SET EXERCISE:
Return the listing below verbatim. Pictures do not belong in the copy.

[Extracts from a graphics dataset]
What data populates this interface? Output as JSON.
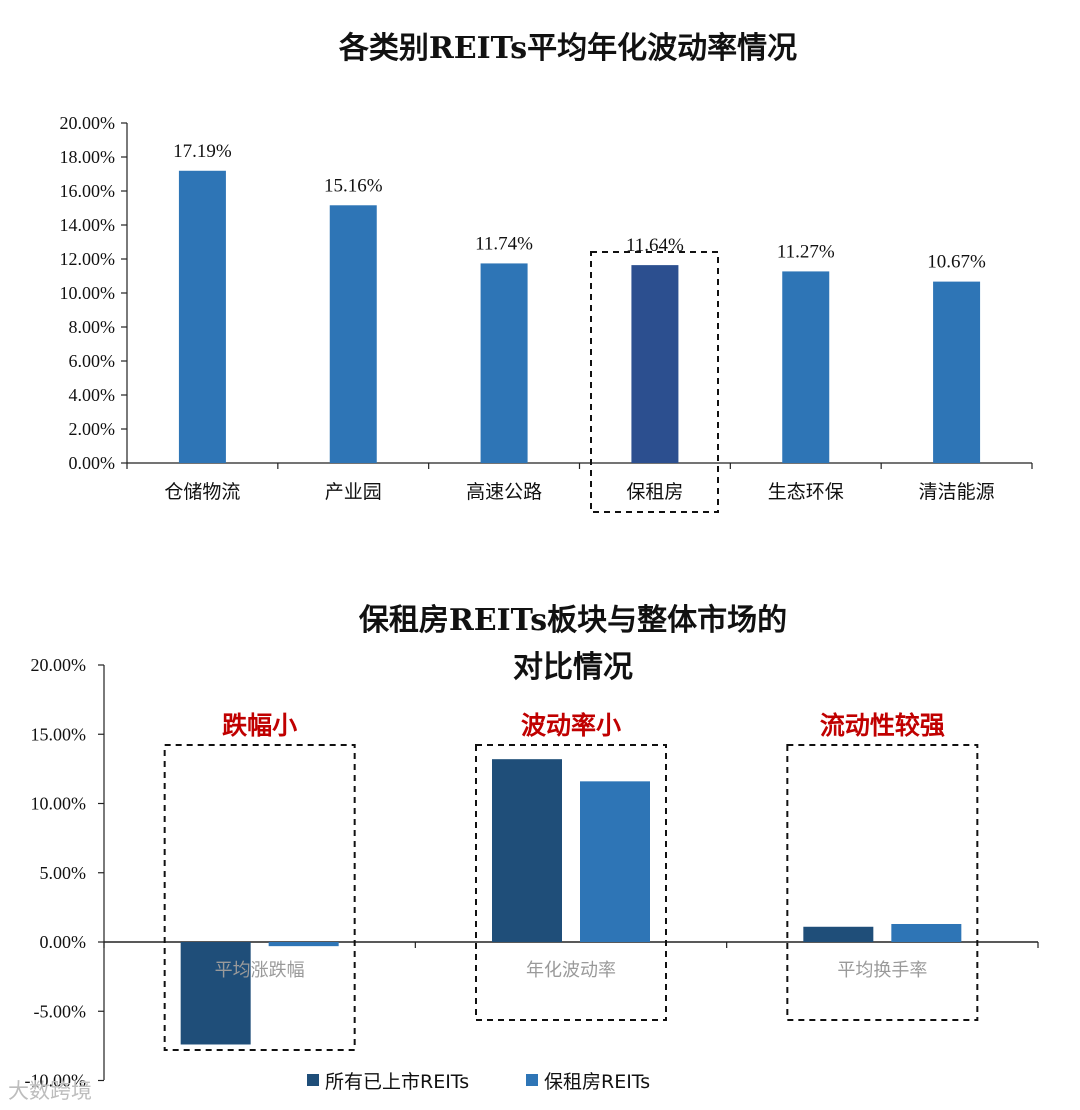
{
  "chart_data": [
    {
      "type": "bar",
      "title": "各类别REITs平均年化波动率情况",
      "categories": [
        "仓储物流",
        "产业园",
        "高速公路",
        "保租房",
        "生态环保",
        "清洁能源"
      ],
      "values": [
        17.19,
        15.16,
        11.74,
        11.64,
        11.27,
        10.67
      ],
      "value_labels": [
        "17.19%",
        "15.16%",
        "11.74%",
        "11.64%",
        "11.27%",
        "10.67%"
      ],
      "highlight_category": "保租房",
      "ylim": [
        0,
        20
      ],
      "yticks": [
        "0.00%",
        "2.00%",
        "4.00%",
        "6.00%",
        "8.00%",
        "10.00%",
        "12.00%",
        "14.00%",
        "16.00%",
        "18.00%",
        "20.00%"
      ],
      "colors": {
        "bar": "#2e75b6",
        "highlight": "#2c4f8f"
      },
      "grid": false
    },
    {
      "type": "bar",
      "title_lines": [
        "保租房REITs板块与整体市场的",
        "对比情况"
      ],
      "categories": [
        "平均涨跌幅",
        "年化波动率",
        "平均换手率"
      ],
      "group_notes": [
        "跌幅小",
        "波动率小",
        "流动性较强"
      ],
      "series": [
        {
          "name": "所有已上市REITs",
          "values": [
            -7.4,
            13.2,
            1.1
          ],
          "color": "#1f4e79"
        },
        {
          "name": "保租房REITs",
          "values": [
            -0.3,
            11.6,
            1.3
          ],
          "color": "#2e75b6"
        }
      ],
      "ylim": [
        -10,
        20
      ],
      "yticks": [
        "-10.00%",
        "-5.00%",
        "0.00%",
        "5.00%",
        "10.00%",
        "15.00%",
        "20.00%"
      ],
      "legend_position": "bottom",
      "grid": false
    }
  ],
  "watermark": "大数跨境"
}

SOLUTION:
What data populates this interface? Output as JSON.
{
  "chart_data": [
    {
      "type": "bar",
      "title": "各类别REITs平均年化波动率情况",
      "categories": [
        "仓储物流",
        "产业园",
        "高速公路",
        "保租房",
        "生态环保",
        "清洁能源"
      ],
      "values": [
        17.19,
        15.16,
        11.74,
        11.64,
        11.27,
        10.67
      ],
      "value_labels": [
        "17.19%",
        "15.16%",
        "11.74%",
        "11.64%",
        "11.27%",
        "10.67%"
      ],
      "highlight_category": "保租房",
      "ylim": [
        0,
        20
      ],
      "yticks": [
        "0.00%",
        "2.00%",
        "4.00%",
        "6.00%",
        "8.00%",
        "10.00%",
        "12.00%",
        "14.00%",
        "16.00%",
        "18.00%",
        "20.00%"
      ],
      "colors": {
        "bar": "#2e75b6",
        "highlight": "#2c4f8f"
      },
      "grid": false
    },
    {
      "type": "bar",
      "title_lines": [
        "保租房REITs板块与整体市场的",
        "对比情况"
      ],
      "categories": [
        "平均涨跌幅",
        "年化波动率",
        "平均换手率"
      ],
      "group_notes": [
        "跌幅小",
        "波动率小",
        "流动性较强"
      ],
      "series": [
        {
          "name": "所有已上市REITs",
          "values": [
            -7.4,
            13.2,
            1.1
          ],
          "color": "#1f4e79"
        },
        {
          "name": "保租房REITs",
          "values": [
            -0.3,
            11.6,
            1.3
          ],
          "color": "#2e75b6"
        }
      ],
      "ylim": [
        -10,
        20
      ],
      "yticks": [
        "-10.00%",
        "-5.00%",
        "0.00%",
        "5.00%",
        "10.00%",
        "15.00%",
        "20.00%"
      ],
      "legend_position": "bottom",
      "grid": false
    }
  ],
  "watermark": "大数跨境"
}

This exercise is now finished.